- **DIRECTIONS FOR THIS TASK**
State only how many lines contain the string "JSON".

- **Items from a figure collection**
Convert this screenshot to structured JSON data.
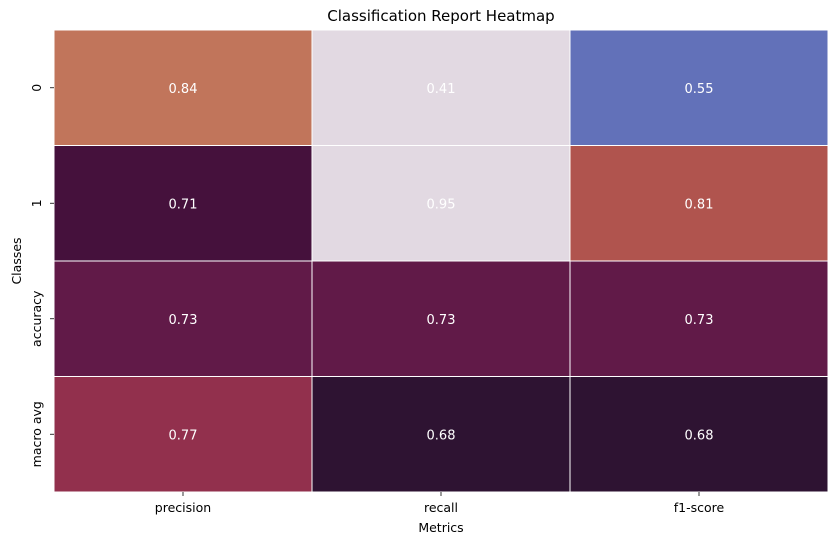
{
  "chart_data": {
    "type": "heatmap",
    "title": "Classification Report Heatmap",
    "xlabel": "Metrics",
    "ylabel": "Classes",
    "columns": [
      "precision",
      "recall",
      "f1-score"
    ],
    "rows": [
      "0",
      "1",
      "accuracy",
      "macro avg"
    ],
    "values": [
      [
        0.84,
        0.41,
        0.55
      ],
      [
        0.71,
        0.95,
        0.81
      ],
      [
        0.73,
        0.73,
        0.73
      ],
      [
        0.77,
        0.68,
        0.68
      ]
    ],
    "cell_colors": [
      [
        "#c1755b",
        "#e2d9e2",
        "#6271b9"
      ],
      [
        "#45113c",
        "#e2d9e2",
        "#b0544e"
      ],
      [
        "#611a48",
        "#611a48",
        "#611a48"
      ],
      [
        "#92304d",
        "#2e1332",
        "#2e1332"
      ]
    ],
    "cell_text_color": "#ffffff",
    "colorbar": false
  }
}
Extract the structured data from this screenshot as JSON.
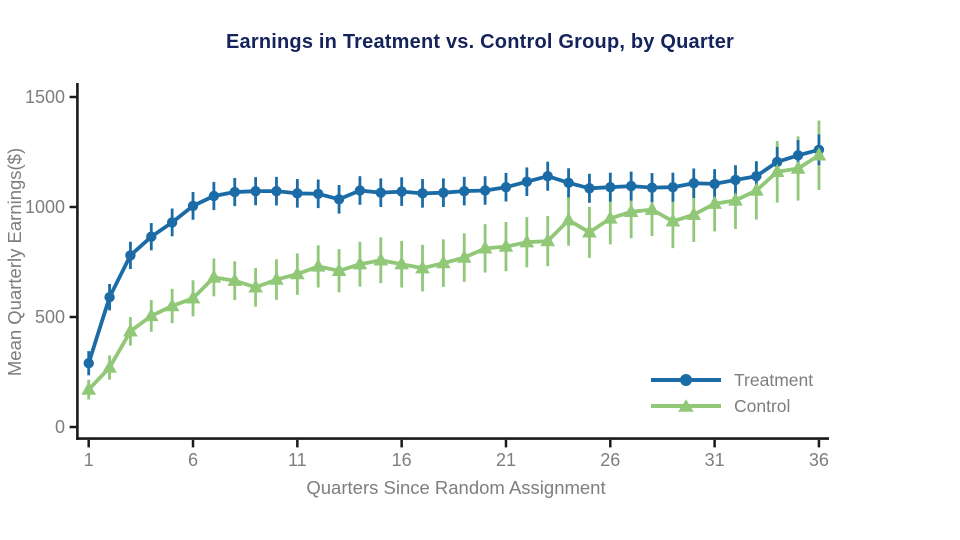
{
  "title": {
    "text": "Earnings in Treatment vs. Control Group, by Quarter"
  },
  "colors": {
    "treatment": "#1b6ca6",
    "control": "#90c878",
    "axis": "#1a1a1a",
    "text_gray": "#7e7e7e",
    "title_navy": "#15235b",
    "background": "#ffffff"
  },
  "chart_data": {
    "type": "line",
    "title": "Earnings in Treatment vs. Control Group, by Quarter",
    "xlabel": "Quarters Since Random Assignment",
    "ylabel": "Mean Quarterly Earnings($)",
    "x": [
      1,
      2,
      3,
      4,
      5,
      6,
      7,
      8,
      9,
      10,
      11,
      12,
      13,
      14,
      15,
      16,
      17,
      18,
      19,
      20,
      21,
      22,
      23,
      24,
      25,
      26,
      27,
      28,
      29,
      30,
      31,
      32,
      33,
      34,
      35,
      36
    ],
    "xticks": [
      1,
      6,
      11,
      16,
      21,
      26,
      31,
      36
    ],
    "yticks": [
      0,
      500,
      1000,
      1500
    ],
    "xlim": [
      1,
      36
    ],
    "ylim": [
      0,
      1500
    ],
    "grid": false,
    "error_bars": true,
    "legend_position": "inside bottom-right",
    "series": [
      {
        "name": "Treatment",
        "marker": "circle",
        "color": "#1b6ca6",
        "values": [
          290,
          590,
          780,
          865,
          930,
          1005,
          1050,
          1068,
          1072,
          1072,
          1062,
          1060,
          1035,
          1075,
          1065,
          1070,
          1062,
          1065,
          1072,
          1075,
          1090,
          1115,
          1140,
          1110,
          1085,
          1090,
          1095,
          1088,
          1090,
          1108,
          1105,
          1123,
          1140,
          1205,
          1235,
          1260
        ],
        "ci_halfwidth": [
          55,
          60,
          62,
          62,
          63,
          63,
          64,
          64,
          64,
          65,
          65,
          65,
          65,
          65,
          65,
          65,
          65,
          65,
          65,
          65,
          65,
          65,
          66,
          66,
          66,
          66,
          66,
          66,
          66,
          67,
          67,
          67,
          68,
          68,
          69,
          70
        ]
      },
      {
        "name": "Control",
        "marker": "triangle",
        "color": "#90c878",
        "values": [
          170,
          270,
          435,
          505,
          550,
          585,
          680,
          665,
          635,
          670,
          695,
          730,
          710,
          740,
          758,
          740,
          722,
          745,
          770,
          812,
          820,
          840,
          845,
          940,
          885,
          948,
          978,
          988,
          935,
          965,
          1015,
          1030,
          1075,
          1160,
          1175,
          1235
        ],
        "ci_halfwidth": [
          45,
          55,
          65,
          72,
          78,
          82,
          86,
          88,
          88,
          92,
          94,
          96,
          98,
          102,
          104,
          106,
          106,
          108,
          110,
          110,
          112,
          114,
          114,
          116,
          116,
          118,
          120,
          120,
          122,
          124,
          126,
          130,
          132,
          140,
          146,
          158
        ]
      }
    ]
  }
}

- **RESULT**
2